Data listing.
● ● ● ●

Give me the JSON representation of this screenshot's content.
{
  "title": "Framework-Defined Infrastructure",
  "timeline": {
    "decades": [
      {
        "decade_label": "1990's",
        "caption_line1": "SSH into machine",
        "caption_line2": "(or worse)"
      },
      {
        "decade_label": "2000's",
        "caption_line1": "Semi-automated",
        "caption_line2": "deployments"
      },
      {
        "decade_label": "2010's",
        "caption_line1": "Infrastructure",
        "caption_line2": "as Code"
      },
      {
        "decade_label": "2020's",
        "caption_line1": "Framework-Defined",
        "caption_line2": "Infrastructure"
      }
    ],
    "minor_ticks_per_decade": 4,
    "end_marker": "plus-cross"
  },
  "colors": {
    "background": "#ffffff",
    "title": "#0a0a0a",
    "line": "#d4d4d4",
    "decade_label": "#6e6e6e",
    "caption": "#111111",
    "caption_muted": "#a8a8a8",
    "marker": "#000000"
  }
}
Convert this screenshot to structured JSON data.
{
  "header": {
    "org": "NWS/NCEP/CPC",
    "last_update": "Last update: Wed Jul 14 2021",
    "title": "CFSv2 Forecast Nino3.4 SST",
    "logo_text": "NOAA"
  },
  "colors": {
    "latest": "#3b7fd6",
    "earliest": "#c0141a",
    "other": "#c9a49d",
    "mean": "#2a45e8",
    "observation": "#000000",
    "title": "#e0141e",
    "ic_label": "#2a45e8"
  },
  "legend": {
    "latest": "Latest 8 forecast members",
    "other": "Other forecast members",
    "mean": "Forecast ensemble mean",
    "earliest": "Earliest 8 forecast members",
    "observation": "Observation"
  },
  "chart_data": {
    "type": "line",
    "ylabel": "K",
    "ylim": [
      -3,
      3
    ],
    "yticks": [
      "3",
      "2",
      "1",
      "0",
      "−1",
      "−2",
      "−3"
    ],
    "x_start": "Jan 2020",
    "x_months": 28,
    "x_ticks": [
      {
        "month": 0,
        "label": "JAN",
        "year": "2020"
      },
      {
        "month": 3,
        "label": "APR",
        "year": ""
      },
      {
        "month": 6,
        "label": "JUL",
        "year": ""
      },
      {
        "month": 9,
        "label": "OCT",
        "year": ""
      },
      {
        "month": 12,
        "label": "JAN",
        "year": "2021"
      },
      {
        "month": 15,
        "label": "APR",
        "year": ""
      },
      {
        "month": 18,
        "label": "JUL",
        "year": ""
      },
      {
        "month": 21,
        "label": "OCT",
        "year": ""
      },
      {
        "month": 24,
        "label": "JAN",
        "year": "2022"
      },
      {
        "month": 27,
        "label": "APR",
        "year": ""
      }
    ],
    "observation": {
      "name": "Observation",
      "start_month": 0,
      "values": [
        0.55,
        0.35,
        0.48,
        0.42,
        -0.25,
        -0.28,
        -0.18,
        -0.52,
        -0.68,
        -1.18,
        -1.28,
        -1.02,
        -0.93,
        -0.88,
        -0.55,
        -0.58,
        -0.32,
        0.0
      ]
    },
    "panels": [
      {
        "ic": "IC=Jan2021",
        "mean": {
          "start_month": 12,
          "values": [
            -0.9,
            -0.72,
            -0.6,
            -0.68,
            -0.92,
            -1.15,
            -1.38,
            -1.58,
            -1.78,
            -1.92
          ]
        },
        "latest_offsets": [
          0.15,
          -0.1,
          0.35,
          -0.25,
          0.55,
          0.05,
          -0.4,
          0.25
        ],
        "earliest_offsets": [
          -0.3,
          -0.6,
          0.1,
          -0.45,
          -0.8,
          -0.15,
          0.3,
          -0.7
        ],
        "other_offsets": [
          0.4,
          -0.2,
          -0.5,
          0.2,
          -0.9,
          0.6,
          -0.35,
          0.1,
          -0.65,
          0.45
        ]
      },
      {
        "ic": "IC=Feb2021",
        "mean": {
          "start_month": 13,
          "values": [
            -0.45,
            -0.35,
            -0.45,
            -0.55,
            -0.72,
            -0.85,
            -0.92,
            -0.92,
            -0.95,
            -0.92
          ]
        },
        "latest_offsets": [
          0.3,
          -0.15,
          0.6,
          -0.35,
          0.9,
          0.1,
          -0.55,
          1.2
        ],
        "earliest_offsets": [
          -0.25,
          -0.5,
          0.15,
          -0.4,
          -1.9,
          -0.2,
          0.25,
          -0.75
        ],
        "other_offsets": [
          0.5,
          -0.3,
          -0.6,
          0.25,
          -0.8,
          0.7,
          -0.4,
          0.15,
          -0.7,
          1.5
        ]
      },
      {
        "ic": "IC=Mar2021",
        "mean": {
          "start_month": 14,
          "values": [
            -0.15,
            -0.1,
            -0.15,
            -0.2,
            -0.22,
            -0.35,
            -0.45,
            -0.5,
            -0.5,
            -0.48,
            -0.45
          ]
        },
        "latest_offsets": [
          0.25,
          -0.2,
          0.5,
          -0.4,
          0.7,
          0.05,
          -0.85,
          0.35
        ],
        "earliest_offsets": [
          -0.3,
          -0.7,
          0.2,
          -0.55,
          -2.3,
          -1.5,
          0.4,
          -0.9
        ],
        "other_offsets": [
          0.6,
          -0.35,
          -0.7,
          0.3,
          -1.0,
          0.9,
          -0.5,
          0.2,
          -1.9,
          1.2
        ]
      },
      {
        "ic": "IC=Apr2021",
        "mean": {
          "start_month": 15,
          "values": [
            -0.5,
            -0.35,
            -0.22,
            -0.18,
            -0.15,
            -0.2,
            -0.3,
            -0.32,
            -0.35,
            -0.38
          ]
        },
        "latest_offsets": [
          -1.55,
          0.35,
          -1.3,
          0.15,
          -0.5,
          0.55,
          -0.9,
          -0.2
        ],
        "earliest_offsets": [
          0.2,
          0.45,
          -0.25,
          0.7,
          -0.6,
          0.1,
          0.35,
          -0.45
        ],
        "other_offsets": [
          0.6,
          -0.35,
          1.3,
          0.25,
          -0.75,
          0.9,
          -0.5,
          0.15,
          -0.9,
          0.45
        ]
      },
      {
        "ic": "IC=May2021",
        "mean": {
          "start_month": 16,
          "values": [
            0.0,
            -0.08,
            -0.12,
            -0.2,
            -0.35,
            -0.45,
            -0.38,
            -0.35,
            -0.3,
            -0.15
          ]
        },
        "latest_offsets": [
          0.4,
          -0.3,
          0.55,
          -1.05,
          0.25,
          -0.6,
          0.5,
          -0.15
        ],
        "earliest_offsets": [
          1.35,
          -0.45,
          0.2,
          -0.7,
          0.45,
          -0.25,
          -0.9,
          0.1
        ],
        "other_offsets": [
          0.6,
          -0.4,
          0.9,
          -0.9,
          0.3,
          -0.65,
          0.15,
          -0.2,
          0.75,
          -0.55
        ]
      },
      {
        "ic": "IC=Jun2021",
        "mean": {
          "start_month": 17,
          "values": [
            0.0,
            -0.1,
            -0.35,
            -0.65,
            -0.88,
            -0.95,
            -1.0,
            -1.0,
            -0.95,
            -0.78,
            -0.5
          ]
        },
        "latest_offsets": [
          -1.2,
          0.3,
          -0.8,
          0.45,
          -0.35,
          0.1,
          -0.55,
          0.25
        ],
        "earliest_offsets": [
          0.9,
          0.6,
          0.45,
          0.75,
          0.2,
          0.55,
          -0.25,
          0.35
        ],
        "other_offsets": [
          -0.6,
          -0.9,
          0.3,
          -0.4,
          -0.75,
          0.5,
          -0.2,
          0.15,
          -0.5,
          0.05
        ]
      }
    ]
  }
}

● ● ● ●

TASK TO CARRY OUT.
Output the listing above without altering a single character.

EXERCISE RESPONSE.
Give me the JSON representation of this screenshot's content.
{
  "title": "Framework-Defined Infrastructure",
  "timeline": {
    "decades": [
      {
        "decade_label": "1990's",
        "caption_line1": "SSH into machine",
        "caption_line2": "(or worse)"
      },
      {
        "decade_label": "2000's",
        "caption_line1": "Semi-automated",
        "caption_line2": "deployments"
      },
      {
        "decade_label": "2010's",
        "caption_line1": "Infrastructure",
        "caption_line2": "as Code"
      },
      {
        "decade_label": "2020's",
        "caption_line1": "Framework-Defined",
        "caption_line2": "Infrastructure"
      }
    ],
    "minor_ticks_per_decade": 4,
    "end_marker": "plus-cross"
  },
  "colors": {
    "background": "#ffffff",
    "title": "#0a0a0a",
    "line": "#d4d4d4",
    "decade_label": "#6e6e6e",
    "caption": "#111111",
    "caption_muted": "#a8a8a8",
    "marker": "#000000"
  }
}
Convert this screenshot to structured JSON data.
{
  "header": {
    "org": "NWS/NCEP/CPC",
    "last_update": "Last update: Wed Jul 14 2021",
    "title": "CFSv2 Forecast Nino3.4 SST",
    "logo_text": "NOAA"
  },
  "colors": {
    "latest": "#3b7fd6",
    "earliest": "#c0141a",
    "other": "#c9a49d",
    "mean": "#2a45e8",
    "observation": "#000000",
    "title": "#e0141e",
    "ic_label": "#2a45e8"
  },
  "legend": {
    "latest": "Latest 8 forecast members",
    "other": "Other forecast members",
    "mean": "Forecast ensemble mean",
    "earliest": "Earliest 8 forecast members",
    "observation": "Observation"
  },
  "chart_data": {
    "type": "line",
    "ylabel": "K",
    "ylim": [
      -3,
      3
    ],
    "yticks": [
      "3",
      "2",
      "1",
      "0",
      "−1",
      "−2",
      "−3"
    ],
    "x_start": "Jan 2020",
    "x_months": 28,
    "x_ticks": [
      {
        "month": 0,
        "label": "JAN",
        "year": "2020"
      },
      {
        "month": 3,
        "label": "APR",
        "year": ""
      },
      {
        "month": 6,
        "label": "JUL",
        "year": ""
      },
      {
        "month": 9,
        "label": "OCT",
        "year": ""
      },
      {
        "month": 12,
        "label": "JAN",
        "year": "2021"
      },
      {
        "month": 15,
        "label": "APR",
        "year": ""
      },
      {
        "month": 18,
        "label": "JUL",
        "year": ""
      },
      {
        "month": 21,
        "label": "OCT",
        "year": ""
      },
      {
        "month": 24,
        "label": "JAN",
        "year": "2022"
      },
      {
        "month": 27,
        "label": "APR",
        "year": ""
      }
    ],
    "observation": {
      "name": "Observation",
      "start_month": 0,
      "values": [
        0.55,
        0.35,
        0.48,
        0.42,
        -0.25,
        -0.28,
        -0.18,
        -0.52,
        -0.68,
        -1.18,
        -1.28,
        -1.02,
        -0.93,
        -0.88,
        -0.55,
        -0.58,
        -0.32,
        0.0
      ]
    },
    "panels": [
      {
        "ic": "IC=Jan2021",
        "mean": {
          "start_month": 12,
          "values": [
            -0.9,
            -0.72,
            -0.6,
            -0.68,
            -0.92,
            -1.15,
            -1.38,
            -1.58,
            -1.78,
            -1.92
          ]
        },
        "latest_offsets": [
          0.15,
          -0.1,
          0.35,
          -0.25,
          0.55,
          0.05,
          -0.4,
          0.25
        ],
        "earliest_offsets": [
          -0.3,
          -0.6,
          0.1,
          -0.45,
          -0.8,
          -0.15,
          0.3,
          -0.7
        ],
        "other_offsets": [
          0.4,
          -0.2,
          -0.5,
          0.2,
          -0.9,
          0.6,
          -0.35,
          0.1,
          -0.65,
          0.45
        ]
      },
      {
        "ic": "IC=Feb2021",
        "mean": {
          "start_month": 13,
          "values": [
            -0.45,
            -0.35,
            -0.45,
            -0.55,
            -0.72,
            -0.85,
            -0.92,
            -0.92,
            -0.95,
            -0.92
          ]
        },
        "latest_offsets": [
          0.3,
          -0.15,
          0.6,
          -0.35,
          0.9,
          0.1,
          -0.55,
          1.2
        ],
        "earliest_offsets": [
          -0.25,
          -0.5,
          0.15,
          -0.4,
          -1.9,
          -0.2,
          0.25,
          -0.75
        ],
        "other_offsets": [
          0.5,
          -0.3,
          -0.6,
          0.25,
          -0.8,
          0.7,
          -0.4,
          0.15,
          -0.7,
          1.5
        ]
      },
      {
        "ic": "IC=Mar2021",
        "mean": {
          "start_month": 14,
          "values": [
            -0.15,
            -0.1,
            -0.15,
            -0.2,
            -0.22,
            -0.35,
            -0.45,
            -0.5,
            -0.5,
            -0.48,
            -0.45
          ]
        },
        "latest_offsets": [
          0.25,
          -0.2,
          0.5,
          -0.4,
          0.7,
          0.05,
          -0.85,
          0.35
        ],
        "earliest_offsets": [
          -0.3,
          -0.7,
          0.2,
          -0.55,
          -2.3,
          -1.5,
          0.4,
          -0.9
        ],
        "other_offsets": [
          0.6,
          -0.35,
          -0.7,
          0.3,
          -1.0,
          0.9,
          -0.5,
          0.2,
          -1.9,
          1.2
        ]
      },
      {
        "ic": "IC=Apr2021",
        "mean": {
          "start_month": 15,
          "values": [
            -0.5,
            -0.35,
            -0.22,
            -0.18,
            -0.15,
            -0.2,
            -0.3,
            -0.32,
            -0.35,
            -0.38
          ]
        },
        "latest_offsets": [
          -1.55,
          0.35,
          -1.3,
          0.15,
          -0.5,
          0.55,
          -0.9,
          -0.2
        ],
        "earliest_offsets": [
          0.2,
          0.45,
          -0.25,
          0.7,
          -0.6,
          0.1,
          0.35,
          -0.45
        ],
        "other_offsets": [
          0.6,
          -0.35,
          1.3,
          0.25,
          -0.75,
          0.9,
          -0.5,
          0.15,
          -0.9,
          0.45
        ]
      },
      {
        "ic": "IC=May2021",
        "mean": {
          "start_month": 16,
          "values": [
            0.0,
            -0.08,
            -0.12,
            -0.2,
            -0.35,
            -0.45,
            -0.38,
            -0.35,
            -0.3,
            -0.15
          ]
        },
        "latest_offsets": [
          0.4,
          -0.3,
          0.55,
          -1.05,
          0.25,
          -0.6,
          0.5,
          -0.15
        ],
        "earliest_offsets": [
          1.35,
          -0.45,
          0.2,
          -0.7,
          0.45,
          -0.25,
          -0.9,
          0.1
        ],
        "other_offsets": [
          0.6,
          -0.4,
          0.9,
          -0.9,
          0.3,
          -0.65,
          0.15,
          -0.2,
          0.75,
          -0.55
        ]
      },
      {
        "ic": "IC=Jun2021",
        "mean": {
          "start_month": 17,
          "values": [
            0.0,
            -0.1,
            -0.35,
            -0.65,
            -0.88,
            -0.95,
            -1.0,
            -1.0,
            -0.95,
            -0.78,
            -0.5
          ]
        },
        "latest_offsets": [
          -1.2,
          0.3,
          -0.8,
          0.45,
          -0.35,
          0.1,
          -0.55,
          0.25
        ],
        "earliest_offsets": [
          0.9,
          0.6,
          0.45,
          0.75,
          0.2,
          0.55,
          -0.25,
          0.35
        ],
        "other_offsets": [
          -0.6,
          -0.9,
          0.3,
          -0.4,
          -0.75,
          0.5,
          -0.2,
          0.15,
          -0.5,
          0.05
        ]
      }
    ]
  }
}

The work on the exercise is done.